● Dataset content:
## BEGIN
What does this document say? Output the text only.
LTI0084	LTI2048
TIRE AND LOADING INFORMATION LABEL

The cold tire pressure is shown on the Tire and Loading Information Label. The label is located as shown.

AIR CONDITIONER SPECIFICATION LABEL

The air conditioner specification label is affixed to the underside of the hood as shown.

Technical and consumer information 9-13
## END
● What is asked: Restate every entry word for word.

● Response:
What does this document say? Output the text only.
LTI0084	LTI2048
TIRE AND LOADING INFORMATION LABEL

The cold tire pressure is shown on the Tire and Loading Information Label. The label is located as shown.

AIR CONDITIONER SPECIFICATION LABEL

The air conditioner specification label is affixed to the underside of the hood as shown.

Technical and consumer information 9-13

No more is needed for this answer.